• [REQUIRED TASK]
Every line with the string "this" should be gathered.

Begin RECORDS TO USE

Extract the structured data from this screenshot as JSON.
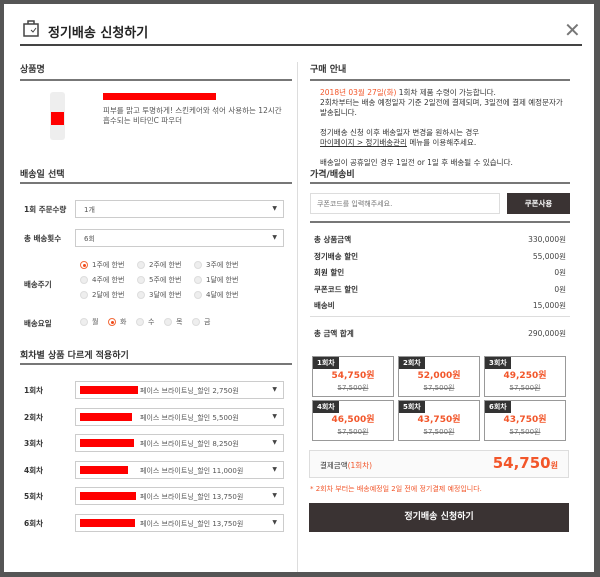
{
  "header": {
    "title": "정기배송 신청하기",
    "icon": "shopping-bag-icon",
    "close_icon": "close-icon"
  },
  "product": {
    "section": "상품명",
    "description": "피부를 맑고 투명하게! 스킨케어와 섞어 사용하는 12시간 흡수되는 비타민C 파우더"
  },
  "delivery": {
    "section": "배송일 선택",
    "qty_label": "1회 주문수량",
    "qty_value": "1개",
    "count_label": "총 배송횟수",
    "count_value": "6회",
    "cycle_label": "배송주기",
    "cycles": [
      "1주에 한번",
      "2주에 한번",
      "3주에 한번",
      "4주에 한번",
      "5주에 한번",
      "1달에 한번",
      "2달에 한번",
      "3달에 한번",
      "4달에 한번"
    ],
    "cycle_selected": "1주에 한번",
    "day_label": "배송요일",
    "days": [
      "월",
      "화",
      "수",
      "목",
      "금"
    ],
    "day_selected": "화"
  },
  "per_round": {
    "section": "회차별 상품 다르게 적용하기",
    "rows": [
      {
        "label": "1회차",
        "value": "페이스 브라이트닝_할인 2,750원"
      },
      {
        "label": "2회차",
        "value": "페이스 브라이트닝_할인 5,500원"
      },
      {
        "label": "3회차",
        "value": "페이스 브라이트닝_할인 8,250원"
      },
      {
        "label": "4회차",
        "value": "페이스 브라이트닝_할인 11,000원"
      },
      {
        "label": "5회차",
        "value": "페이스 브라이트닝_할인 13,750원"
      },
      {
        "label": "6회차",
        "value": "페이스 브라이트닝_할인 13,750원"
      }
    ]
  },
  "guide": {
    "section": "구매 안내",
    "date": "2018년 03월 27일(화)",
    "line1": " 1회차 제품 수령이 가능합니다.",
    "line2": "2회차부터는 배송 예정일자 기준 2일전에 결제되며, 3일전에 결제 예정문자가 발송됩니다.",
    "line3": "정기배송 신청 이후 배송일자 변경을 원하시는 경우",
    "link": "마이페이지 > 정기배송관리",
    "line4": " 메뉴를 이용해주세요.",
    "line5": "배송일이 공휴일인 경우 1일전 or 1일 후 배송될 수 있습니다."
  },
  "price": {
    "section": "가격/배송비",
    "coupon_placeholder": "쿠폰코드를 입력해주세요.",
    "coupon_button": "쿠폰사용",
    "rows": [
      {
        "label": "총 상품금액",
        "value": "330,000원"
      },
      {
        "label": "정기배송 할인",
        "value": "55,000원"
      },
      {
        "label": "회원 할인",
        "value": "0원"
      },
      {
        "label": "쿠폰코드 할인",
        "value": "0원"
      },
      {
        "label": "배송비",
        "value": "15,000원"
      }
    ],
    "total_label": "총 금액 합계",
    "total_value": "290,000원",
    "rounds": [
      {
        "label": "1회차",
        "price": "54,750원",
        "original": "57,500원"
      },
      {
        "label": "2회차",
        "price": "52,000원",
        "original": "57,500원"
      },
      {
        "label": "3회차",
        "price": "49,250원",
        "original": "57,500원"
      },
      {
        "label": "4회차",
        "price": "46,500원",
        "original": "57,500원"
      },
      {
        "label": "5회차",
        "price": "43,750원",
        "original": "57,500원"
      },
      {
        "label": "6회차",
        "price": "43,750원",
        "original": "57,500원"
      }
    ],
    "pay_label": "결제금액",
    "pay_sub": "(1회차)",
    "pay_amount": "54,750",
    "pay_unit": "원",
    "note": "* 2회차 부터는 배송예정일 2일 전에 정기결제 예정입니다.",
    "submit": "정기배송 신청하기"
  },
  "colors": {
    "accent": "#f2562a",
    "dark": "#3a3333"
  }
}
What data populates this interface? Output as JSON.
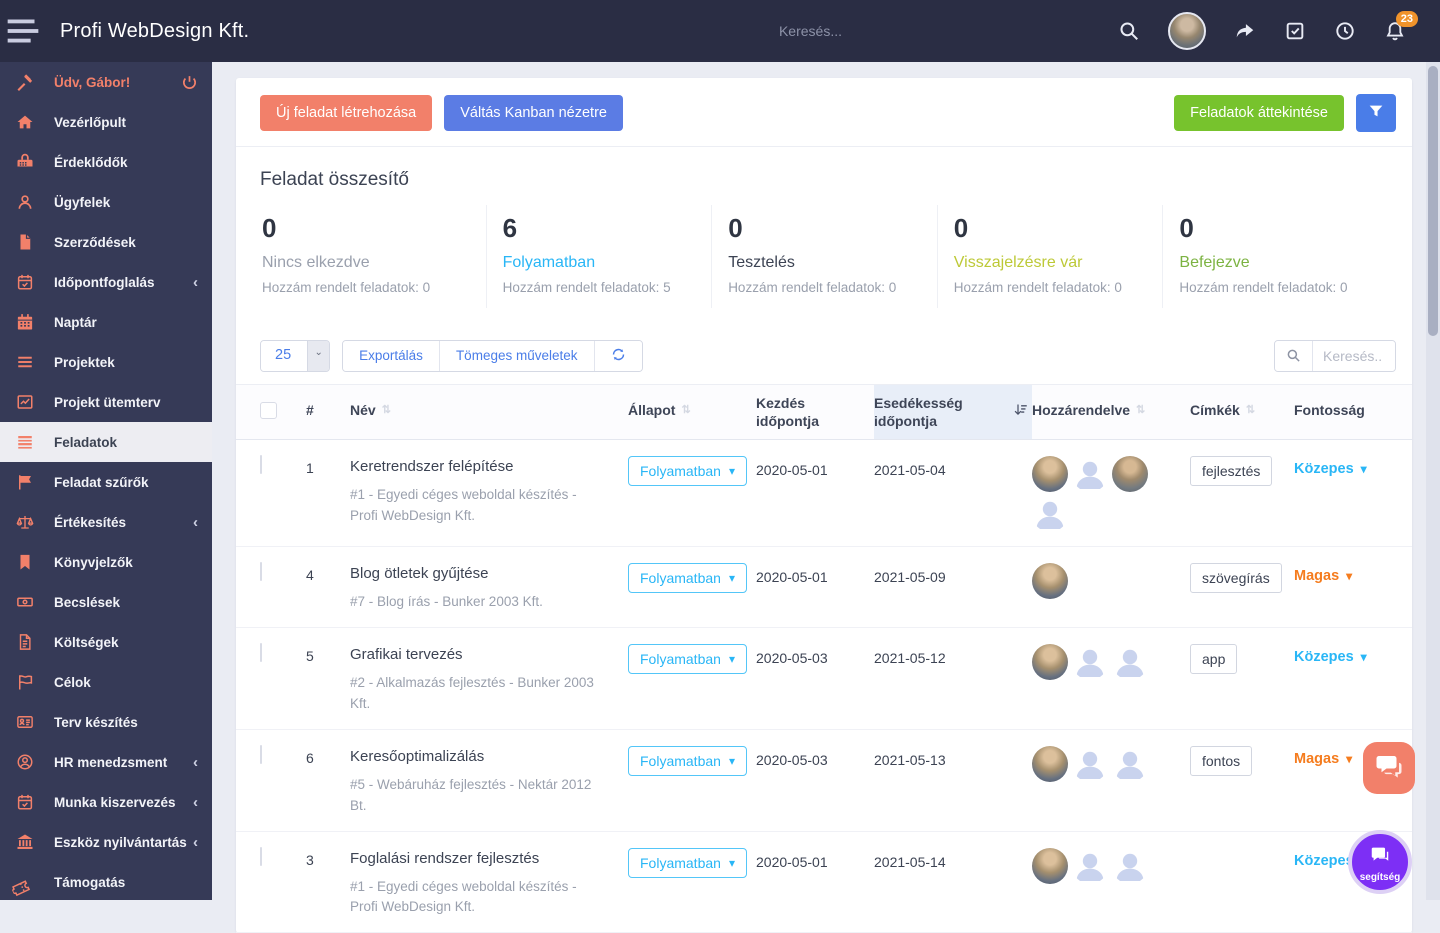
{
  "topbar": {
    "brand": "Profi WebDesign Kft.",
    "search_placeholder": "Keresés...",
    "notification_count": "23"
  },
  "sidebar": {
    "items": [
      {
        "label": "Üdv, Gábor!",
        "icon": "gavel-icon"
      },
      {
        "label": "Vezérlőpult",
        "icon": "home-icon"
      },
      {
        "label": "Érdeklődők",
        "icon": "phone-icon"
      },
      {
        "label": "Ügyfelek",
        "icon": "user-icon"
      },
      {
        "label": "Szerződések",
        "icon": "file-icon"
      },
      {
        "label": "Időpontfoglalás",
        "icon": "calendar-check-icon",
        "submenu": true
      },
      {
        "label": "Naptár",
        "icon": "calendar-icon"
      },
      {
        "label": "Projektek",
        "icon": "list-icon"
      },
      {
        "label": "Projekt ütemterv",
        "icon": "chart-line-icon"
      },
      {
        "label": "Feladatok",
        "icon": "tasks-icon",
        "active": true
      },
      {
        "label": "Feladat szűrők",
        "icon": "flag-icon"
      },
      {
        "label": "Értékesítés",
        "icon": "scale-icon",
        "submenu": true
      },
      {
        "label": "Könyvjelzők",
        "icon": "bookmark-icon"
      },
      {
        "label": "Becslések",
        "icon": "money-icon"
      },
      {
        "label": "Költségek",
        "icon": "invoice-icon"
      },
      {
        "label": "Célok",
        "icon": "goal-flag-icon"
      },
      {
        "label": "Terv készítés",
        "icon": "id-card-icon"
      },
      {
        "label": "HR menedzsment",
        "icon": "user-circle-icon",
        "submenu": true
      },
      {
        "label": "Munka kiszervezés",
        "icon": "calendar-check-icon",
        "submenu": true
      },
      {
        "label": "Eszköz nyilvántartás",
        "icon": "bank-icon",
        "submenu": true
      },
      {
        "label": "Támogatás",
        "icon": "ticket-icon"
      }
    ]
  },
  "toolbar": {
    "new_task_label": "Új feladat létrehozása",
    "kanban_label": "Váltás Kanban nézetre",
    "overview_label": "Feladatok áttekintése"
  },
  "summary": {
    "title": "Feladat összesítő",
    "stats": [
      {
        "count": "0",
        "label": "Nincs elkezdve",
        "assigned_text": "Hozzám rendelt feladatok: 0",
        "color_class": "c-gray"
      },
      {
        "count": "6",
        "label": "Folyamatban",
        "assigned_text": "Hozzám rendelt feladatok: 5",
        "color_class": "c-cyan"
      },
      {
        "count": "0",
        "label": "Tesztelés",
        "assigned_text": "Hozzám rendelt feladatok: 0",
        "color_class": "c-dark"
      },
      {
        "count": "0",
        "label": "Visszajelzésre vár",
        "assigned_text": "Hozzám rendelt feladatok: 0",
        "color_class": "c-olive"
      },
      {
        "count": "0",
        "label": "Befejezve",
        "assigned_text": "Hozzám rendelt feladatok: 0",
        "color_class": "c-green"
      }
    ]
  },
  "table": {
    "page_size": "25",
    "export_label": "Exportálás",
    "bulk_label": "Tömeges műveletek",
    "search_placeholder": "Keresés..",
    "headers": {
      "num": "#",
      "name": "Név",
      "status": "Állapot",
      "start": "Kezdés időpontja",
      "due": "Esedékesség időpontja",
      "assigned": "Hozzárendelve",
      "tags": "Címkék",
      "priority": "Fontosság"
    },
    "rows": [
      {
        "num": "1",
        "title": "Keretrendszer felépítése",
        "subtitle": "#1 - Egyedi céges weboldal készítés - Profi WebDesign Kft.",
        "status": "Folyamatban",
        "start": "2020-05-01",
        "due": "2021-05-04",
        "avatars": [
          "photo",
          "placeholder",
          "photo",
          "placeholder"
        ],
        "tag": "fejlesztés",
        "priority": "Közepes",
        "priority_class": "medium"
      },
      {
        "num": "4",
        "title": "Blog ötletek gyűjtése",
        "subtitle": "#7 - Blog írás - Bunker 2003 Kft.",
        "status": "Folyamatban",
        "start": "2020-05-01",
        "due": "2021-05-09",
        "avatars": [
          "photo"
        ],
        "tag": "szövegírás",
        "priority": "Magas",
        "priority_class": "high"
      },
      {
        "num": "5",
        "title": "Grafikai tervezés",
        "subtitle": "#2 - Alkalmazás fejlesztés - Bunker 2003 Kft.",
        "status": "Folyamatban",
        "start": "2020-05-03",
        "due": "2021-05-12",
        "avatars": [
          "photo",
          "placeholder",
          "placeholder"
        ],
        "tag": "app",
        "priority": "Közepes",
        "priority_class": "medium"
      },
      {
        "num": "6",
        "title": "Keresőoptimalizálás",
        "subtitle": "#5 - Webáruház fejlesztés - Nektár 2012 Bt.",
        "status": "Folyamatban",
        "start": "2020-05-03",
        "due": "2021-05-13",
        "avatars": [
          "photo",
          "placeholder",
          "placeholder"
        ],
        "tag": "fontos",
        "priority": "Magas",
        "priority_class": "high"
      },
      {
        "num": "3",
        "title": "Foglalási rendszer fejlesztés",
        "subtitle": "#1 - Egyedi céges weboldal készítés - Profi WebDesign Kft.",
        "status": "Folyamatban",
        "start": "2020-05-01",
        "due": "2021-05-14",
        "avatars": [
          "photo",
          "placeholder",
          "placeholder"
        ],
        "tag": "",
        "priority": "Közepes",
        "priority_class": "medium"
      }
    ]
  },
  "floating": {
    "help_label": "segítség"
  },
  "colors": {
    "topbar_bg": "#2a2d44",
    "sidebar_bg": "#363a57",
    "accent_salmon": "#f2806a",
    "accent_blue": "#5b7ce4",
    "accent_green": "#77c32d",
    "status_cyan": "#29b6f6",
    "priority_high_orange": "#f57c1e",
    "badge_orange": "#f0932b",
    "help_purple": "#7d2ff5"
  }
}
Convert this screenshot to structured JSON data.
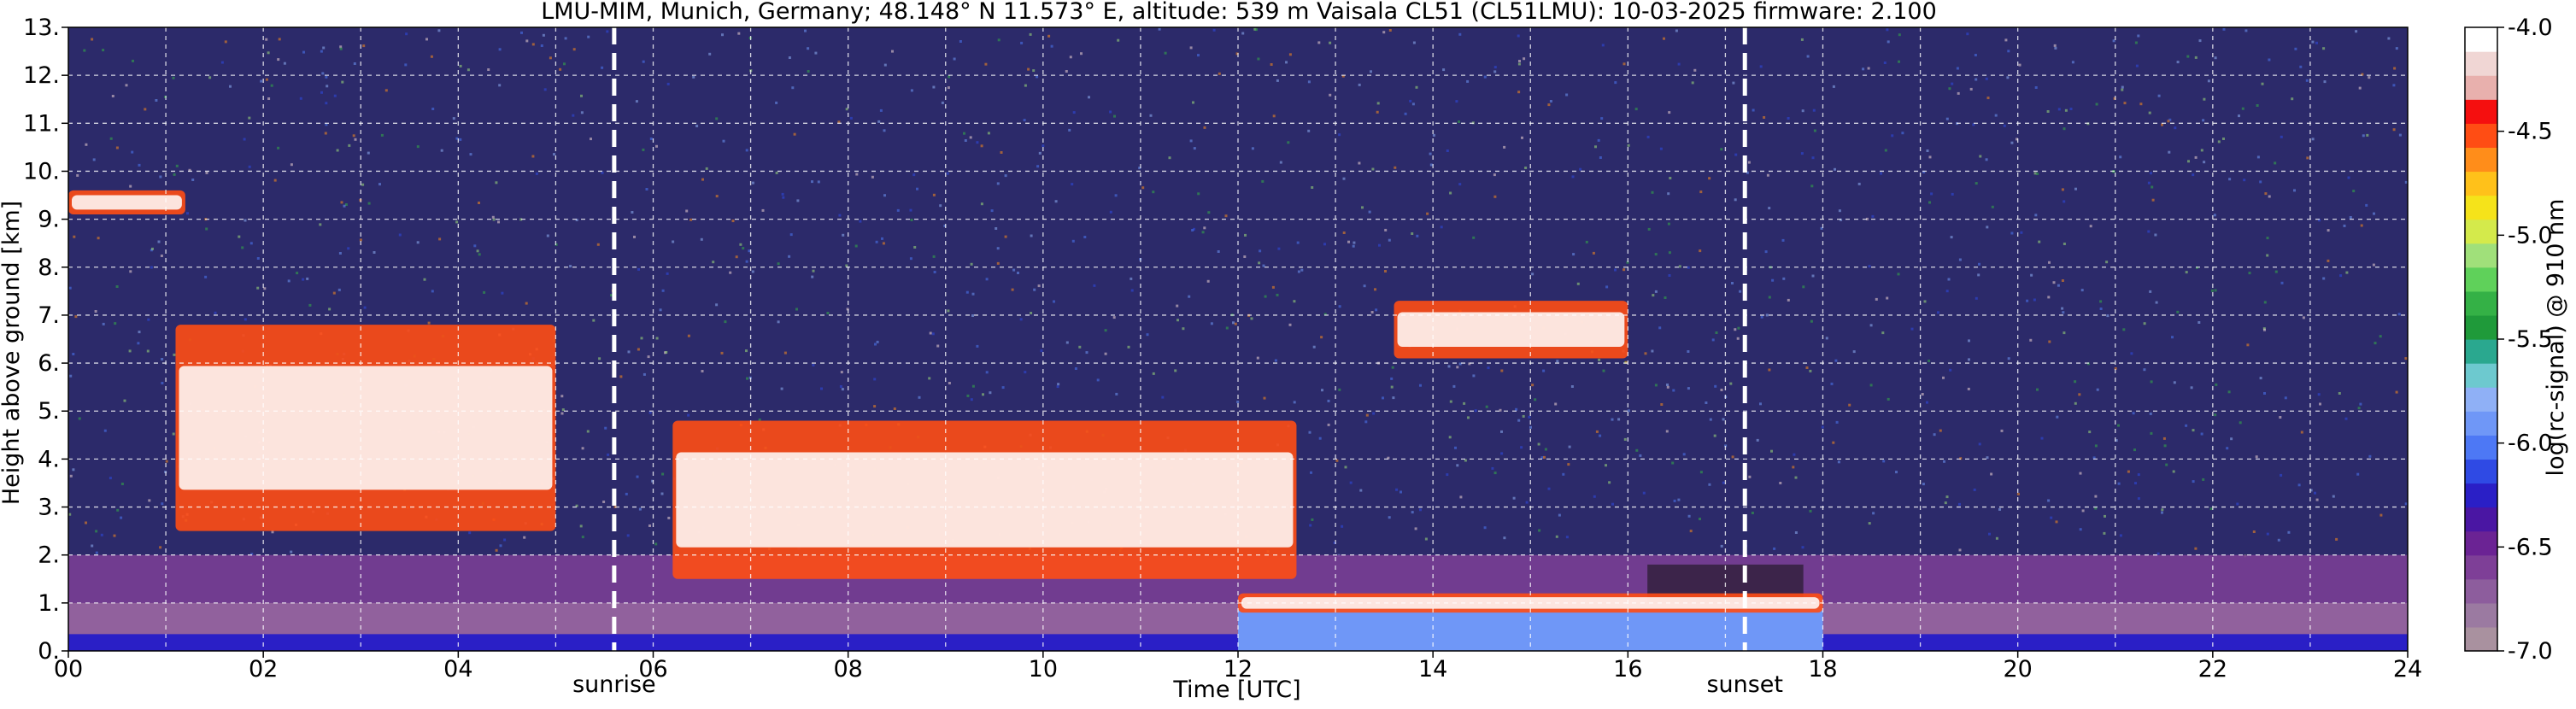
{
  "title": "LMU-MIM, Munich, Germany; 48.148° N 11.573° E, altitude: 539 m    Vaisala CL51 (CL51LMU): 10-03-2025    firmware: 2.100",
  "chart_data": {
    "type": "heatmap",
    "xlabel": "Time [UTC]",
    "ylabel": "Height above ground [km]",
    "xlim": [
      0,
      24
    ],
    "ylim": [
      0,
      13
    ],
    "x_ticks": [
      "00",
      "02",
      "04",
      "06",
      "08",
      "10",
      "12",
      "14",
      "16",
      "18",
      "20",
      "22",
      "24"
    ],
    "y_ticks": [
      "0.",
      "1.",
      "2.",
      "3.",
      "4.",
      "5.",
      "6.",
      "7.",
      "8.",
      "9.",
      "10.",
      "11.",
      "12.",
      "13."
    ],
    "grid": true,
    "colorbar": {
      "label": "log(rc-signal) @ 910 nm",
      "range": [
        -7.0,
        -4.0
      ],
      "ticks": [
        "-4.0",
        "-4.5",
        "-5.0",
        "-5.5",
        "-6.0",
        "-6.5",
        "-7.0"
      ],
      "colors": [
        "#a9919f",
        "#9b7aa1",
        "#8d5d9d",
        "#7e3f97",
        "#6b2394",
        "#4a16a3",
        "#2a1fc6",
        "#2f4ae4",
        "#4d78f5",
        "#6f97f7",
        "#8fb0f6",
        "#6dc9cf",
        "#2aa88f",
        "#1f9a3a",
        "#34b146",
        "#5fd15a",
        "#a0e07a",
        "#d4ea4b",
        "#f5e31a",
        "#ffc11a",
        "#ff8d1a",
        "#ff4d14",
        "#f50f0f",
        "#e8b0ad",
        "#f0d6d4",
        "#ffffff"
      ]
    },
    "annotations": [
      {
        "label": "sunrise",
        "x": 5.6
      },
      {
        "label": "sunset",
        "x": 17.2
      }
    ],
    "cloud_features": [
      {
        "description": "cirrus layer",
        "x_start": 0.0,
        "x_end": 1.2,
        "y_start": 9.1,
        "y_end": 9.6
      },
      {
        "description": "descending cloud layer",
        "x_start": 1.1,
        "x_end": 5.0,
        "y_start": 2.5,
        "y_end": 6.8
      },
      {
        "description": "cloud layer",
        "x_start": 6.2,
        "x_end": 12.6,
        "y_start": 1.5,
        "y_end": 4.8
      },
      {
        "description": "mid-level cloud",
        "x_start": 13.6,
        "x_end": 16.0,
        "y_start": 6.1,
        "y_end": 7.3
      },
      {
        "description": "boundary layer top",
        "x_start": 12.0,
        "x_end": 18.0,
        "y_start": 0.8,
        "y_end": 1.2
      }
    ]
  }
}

End RECORDS TO USE

• [WRITTEN RESPONSE]
Extract the structured data from this screenshot as JSON.
What data populates this interface? Output as JSON.
Convert this screenshot to structured JSON data.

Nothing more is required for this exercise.